**WHAT TO PRODUCE**
Reproduce every line of the records below verbatim, with no changes.

--- start SOURCE DATA ---

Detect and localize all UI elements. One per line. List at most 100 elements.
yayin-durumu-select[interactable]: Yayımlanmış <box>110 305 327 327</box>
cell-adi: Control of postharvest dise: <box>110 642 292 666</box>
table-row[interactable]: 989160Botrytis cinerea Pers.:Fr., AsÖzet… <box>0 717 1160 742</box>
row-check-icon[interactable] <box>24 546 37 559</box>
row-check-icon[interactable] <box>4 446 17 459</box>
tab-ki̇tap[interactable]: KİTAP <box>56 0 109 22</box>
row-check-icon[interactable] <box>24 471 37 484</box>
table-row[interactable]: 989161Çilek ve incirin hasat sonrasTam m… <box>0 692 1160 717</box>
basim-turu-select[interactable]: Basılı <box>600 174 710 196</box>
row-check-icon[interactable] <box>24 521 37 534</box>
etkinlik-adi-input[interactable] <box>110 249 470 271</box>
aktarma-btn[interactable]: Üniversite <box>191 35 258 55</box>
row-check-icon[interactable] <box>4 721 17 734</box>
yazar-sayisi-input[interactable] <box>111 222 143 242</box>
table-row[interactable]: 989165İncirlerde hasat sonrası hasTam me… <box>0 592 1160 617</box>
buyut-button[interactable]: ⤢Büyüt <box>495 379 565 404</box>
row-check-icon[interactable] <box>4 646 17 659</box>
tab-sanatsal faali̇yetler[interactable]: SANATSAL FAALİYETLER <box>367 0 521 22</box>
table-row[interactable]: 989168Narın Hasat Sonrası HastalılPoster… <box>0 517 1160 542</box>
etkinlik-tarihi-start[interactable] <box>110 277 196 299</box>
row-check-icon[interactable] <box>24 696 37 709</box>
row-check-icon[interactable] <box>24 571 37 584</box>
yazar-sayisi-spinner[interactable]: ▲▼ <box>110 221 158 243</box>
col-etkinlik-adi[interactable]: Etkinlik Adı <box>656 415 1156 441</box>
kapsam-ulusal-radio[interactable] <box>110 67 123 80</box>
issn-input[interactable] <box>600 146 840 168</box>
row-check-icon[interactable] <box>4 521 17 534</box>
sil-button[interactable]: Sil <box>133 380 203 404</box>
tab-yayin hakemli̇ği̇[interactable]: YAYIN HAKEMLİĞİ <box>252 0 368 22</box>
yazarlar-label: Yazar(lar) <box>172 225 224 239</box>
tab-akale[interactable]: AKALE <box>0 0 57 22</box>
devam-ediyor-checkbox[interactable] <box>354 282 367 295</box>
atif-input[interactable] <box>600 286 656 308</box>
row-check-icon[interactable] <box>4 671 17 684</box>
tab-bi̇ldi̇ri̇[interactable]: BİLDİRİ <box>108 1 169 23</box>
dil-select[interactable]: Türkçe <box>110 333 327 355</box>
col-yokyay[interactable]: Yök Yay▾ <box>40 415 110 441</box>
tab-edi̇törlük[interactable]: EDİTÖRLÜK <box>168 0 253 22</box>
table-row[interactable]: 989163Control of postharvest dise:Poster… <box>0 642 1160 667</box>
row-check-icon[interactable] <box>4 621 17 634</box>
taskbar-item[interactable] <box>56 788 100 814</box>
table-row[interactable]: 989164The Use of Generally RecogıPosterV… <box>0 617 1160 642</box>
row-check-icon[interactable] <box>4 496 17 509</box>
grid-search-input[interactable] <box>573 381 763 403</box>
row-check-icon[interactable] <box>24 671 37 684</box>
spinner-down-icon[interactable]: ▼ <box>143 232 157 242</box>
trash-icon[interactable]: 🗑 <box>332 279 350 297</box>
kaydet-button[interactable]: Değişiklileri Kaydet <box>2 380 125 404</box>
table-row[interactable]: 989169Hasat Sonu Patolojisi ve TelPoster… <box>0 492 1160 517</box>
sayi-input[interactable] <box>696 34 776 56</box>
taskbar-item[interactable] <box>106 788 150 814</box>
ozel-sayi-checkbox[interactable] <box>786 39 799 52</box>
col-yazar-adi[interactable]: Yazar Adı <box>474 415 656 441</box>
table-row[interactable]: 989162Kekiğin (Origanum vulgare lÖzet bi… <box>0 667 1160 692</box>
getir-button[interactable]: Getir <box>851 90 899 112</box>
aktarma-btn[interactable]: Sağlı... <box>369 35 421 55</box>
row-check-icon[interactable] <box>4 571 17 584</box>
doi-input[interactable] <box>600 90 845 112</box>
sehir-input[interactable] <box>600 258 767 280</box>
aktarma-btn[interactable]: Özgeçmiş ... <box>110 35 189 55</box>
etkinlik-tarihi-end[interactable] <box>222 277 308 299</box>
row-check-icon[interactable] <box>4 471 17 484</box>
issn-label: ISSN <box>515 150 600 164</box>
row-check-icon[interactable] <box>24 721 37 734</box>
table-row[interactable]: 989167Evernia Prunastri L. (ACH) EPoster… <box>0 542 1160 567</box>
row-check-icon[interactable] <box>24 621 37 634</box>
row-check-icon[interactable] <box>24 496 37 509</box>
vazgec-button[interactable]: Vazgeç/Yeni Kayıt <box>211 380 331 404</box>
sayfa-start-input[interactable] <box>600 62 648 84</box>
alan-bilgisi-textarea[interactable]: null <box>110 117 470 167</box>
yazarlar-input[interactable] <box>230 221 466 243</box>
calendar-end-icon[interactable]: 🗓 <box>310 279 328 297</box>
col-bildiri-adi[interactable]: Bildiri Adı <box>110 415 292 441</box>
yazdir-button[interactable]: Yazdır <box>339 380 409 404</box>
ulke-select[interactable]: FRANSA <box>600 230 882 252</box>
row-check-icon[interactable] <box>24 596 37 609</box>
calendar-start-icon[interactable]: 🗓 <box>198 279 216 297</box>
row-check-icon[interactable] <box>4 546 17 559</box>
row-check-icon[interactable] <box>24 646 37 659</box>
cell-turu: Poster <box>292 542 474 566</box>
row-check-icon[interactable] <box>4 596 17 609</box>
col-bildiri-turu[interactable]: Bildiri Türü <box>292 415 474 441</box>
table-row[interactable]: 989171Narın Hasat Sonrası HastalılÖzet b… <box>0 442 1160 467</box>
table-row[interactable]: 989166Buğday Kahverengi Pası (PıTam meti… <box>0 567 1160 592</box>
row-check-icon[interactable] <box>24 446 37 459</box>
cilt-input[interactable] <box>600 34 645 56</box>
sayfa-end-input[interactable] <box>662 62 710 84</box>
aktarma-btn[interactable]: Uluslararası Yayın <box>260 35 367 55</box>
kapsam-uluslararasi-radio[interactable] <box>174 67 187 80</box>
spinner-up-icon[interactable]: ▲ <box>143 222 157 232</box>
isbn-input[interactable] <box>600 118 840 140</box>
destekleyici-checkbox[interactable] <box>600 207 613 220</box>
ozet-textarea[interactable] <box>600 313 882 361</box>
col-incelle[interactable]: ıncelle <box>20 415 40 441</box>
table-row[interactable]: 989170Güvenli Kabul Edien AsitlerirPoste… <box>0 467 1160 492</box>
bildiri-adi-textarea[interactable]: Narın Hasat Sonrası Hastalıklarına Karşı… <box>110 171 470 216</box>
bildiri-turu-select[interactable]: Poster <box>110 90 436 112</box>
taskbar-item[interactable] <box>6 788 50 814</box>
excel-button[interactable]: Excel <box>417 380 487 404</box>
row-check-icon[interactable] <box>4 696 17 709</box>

--- end SOURCE DATA ---

**COMPLETED TASK**
Detect and localize all UI elements. One per line. List at most 100 elements.
yayin-durumu-select[interactable]: Yayımlanmış <box>110 305 327 327</box>
cell-adi: Control of postharvest dise: <box>110 642 292 666</box>
table-row[interactable]: 989160Botrytis cinerea Pers.:Fr., AsÖzet… <box>0 717 1160 742</box>
row-check-icon[interactable] <box>24 546 37 559</box>
row-check-icon[interactable] <box>4 446 17 459</box>
tab-ki̇tap[interactable]: KİTAP <box>56 0 109 22</box>
row-check-icon[interactable] <box>24 471 37 484</box>
table-row[interactable]: 989161Çilek ve incirin hasat sonrasTam m… <box>0 692 1160 717</box>
basim-turu-select[interactable]: Basılı <box>600 174 710 196</box>
row-check-icon[interactable] <box>24 521 37 534</box>
etkinlik-adi-input[interactable] <box>110 249 470 271</box>
aktarma-btn[interactable]: Üniversite <box>191 35 258 55</box>
row-check-icon[interactable] <box>4 721 17 734</box>
yazar-sayisi-input[interactable] <box>111 222 143 242</box>
table-row[interactable]: 989165İncirlerde hasat sonrası hasTam me… <box>0 592 1160 617</box>
buyut-button[interactable]: ⤢Büyüt <box>495 379 565 404</box>
row-check-icon[interactable] <box>4 646 17 659</box>
tab-sanatsal faali̇yetler[interactable]: SANATSAL FAALİYETLER <box>367 0 521 22</box>
table-row[interactable]: 989168Narın Hasat Sonrası HastalılPoster… <box>0 517 1160 542</box>
etkinlik-tarihi-start[interactable] <box>110 277 196 299</box>
row-check-icon[interactable] <box>24 696 37 709</box>
row-check-icon[interactable] <box>24 571 37 584</box>
yazar-sayisi-spinner[interactable]: ▲▼ <box>110 221 158 243</box>
col-etkinlik-adi[interactable]: Etkinlik Adı <box>656 415 1156 441</box>
kapsam-ulusal-radio[interactable] <box>110 67 123 80</box>
issn-input[interactable] <box>600 146 840 168</box>
row-check-icon[interactable] <box>4 521 17 534</box>
sil-button[interactable]: Sil <box>133 380 203 404</box>
tab-yayin hakemli̇ği̇[interactable]: YAYIN HAKEMLİĞİ <box>252 0 368 22</box>
yazarlar-label: Yazar(lar) <box>172 225 224 239</box>
tab-akale[interactable]: AKALE <box>0 0 57 22</box>
devam-ediyor-checkbox[interactable] <box>354 282 367 295</box>
atif-input[interactable] <box>600 286 656 308</box>
row-check-icon[interactable] <box>4 671 17 684</box>
tab-bi̇ldi̇ri̇[interactable]: BİLDİRİ <box>108 1 169 23</box>
dil-select[interactable]: Türkçe <box>110 333 327 355</box>
col-yokyay[interactable]: Yök Yay▾ <box>40 415 110 441</box>
tab-edi̇törlük[interactable]: EDİTÖRLÜK <box>168 0 253 22</box>
table-row[interactable]: 989163Control of postharvest dise:Poster… <box>0 642 1160 667</box>
row-check-icon[interactable] <box>4 621 17 634</box>
taskbar-item[interactable] <box>56 788 100 814</box>
table-row[interactable]: 989164The Use of Generally RecogıPosterV… <box>0 617 1160 642</box>
row-check-icon[interactable] <box>4 496 17 509</box>
grid-search-input[interactable] <box>573 381 763 403</box>
row-check-icon[interactable] <box>24 671 37 684</box>
spinner-down-icon[interactable]: ▼ <box>143 232 157 242</box>
trash-icon[interactable]: 🗑 <box>332 279 350 297</box>
kaydet-button[interactable]: Değişiklileri Kaydet <box>2 380 125 404</box>
table-row[interactable]: 989169Hasat Sonu Patolojisi ve TelPoster… <box>0 492 1160 517</box>
sayi-input[interactable] <box>696 34 776 56</box>
taskbar-item[interactable] <box>106 788 150 814</box>
ozel-sayi-checkbox[interactable] <box>786 39 799 52</box>
col-yazar-adi[interactable]: Yazar Adı <box>474 415 656 441</box>
table-row[interactable]: 989162Kekiğin (Origanum vulgare lÖzet bi… <box>0 667 1160 692</box>
getir-button[interactable]: Getir <box>851 90 899 112</box>
aktarma-btn[interactable]: Sağlı... <box>369 35 421 55</box>
row-check-icon[interactable] <box>4 571 17 584</box>
doi-input[interactable] <box>600 90 845 112</box>
sehir-input[interactable] <box>600 258 767 280</box>
aktarma-btn[interactable]: Özgeçmiş ... <box>110 35 189 55</box>
etkinlik-tarihi-end[interactable] <box>222 277 308 299</box>
row-check-icon[interactable] <box>4 471 17 484</box>
issn-label: ISSN <box>515 150 600 164</box>
row-check-icon[interactable] <box>24 721 37 734</box>
table-row[interactable]: 989167Evernia Prunastri L. (ACH) EPoster… <box>0 542 1160 567</box>
row-check-icon[interactable] <box>24 621 37 634</box>
row-check-icon[interactable] <box>24 496 37 509</box>
vazgec-button[interactable]: Vazgeç/Yeni Kayıt <box>211 380 331 404</box>
sayfa-start-input[interactable] <box>600 62 648 84</box>
alan-bilgisi-textarea[interactable]: null <box>110 117 470 167</box>
yazarlar-input[interactable] <box>230 221 466 243</box>
calendar-end-icon[interactable]: 🗓 <box>310 279 328 297</box>
col-bildiri-adi[interactable]: Bildiri Adı <box>110 415 292 441</box>
yazdir-button[interactable]: Yazdır <box>339 380 409 404</box>
ulke-select[interactable]: FRANSA <box>600 230 882 252</box>
row-check-icon[interactable] <box>24 596 37 609</box>
calendar-start-icon[interactable]: 🗓 <box>198 279 216 297</box>
row-check-icon[interactable] <box>4 546 17 559</box>
row-check-icon[interactable] <box>24 646 37 659</box>
cell-turu: Poster <box>292 542 474 566</box>
row-check-icon[interactable] <box>4 596 17 609</box>
col-bildiri-turu[interactable]: Bildiri Türü <box>292 415 474 441</box>
table-row[interactable]: 989171Narın Hasat Sonrası HastalılÖzet b… <box>0 442 1160 467</box>
table-row[interactable]: 989166Buğday Kahverengi Pası (PıTam meti… <box>0 567 1160 592</box>
row-check-icon[interactable] <box>24 446 37 459</box>
cilt-input[interactable] <box>600 34 645 56</box>
sayfa-end-input[interactable] <box>662 62 710 84</box>
aktarma-btn[interactable]: Uluslararası Yayın <box>260 35 367 55</box>
kapsam-uluslararasi-radio[interactable] <box>174 67 187 80</box>
spinner-up-icon[interactable]: ▲ <box>143 222 157 232</box>
isbn-input[interactable] <box>600 118 840 140</box>
destekleyici-checkbox[interactable] <box>600 207 613 220</box>
ozet-textarea[interactable] <box>600 313 882 361</box>
col-incelle[interactable]: ıncelle <box>20 415 40 441</box>
table-row[interactable]: 989170Güvenli Kabul Edien AsitlerirPoste… <box>0 467 1160 492</box>
bildiri-adi-textarea[interactable]: Narın Hasat Sonrası Hastalıklarına Karşı… <box>110 171 470 216</box>
bildiri-turu-select[interactable]: Poster <box>110 90 436 112</box>
taskbar-item[interactable] <box>6 788 50 814</box>
excel-button[interactable]: Excel <box>417 380 487 404</box>
row-check-icon[interactable] <box>4 696 17 709</box>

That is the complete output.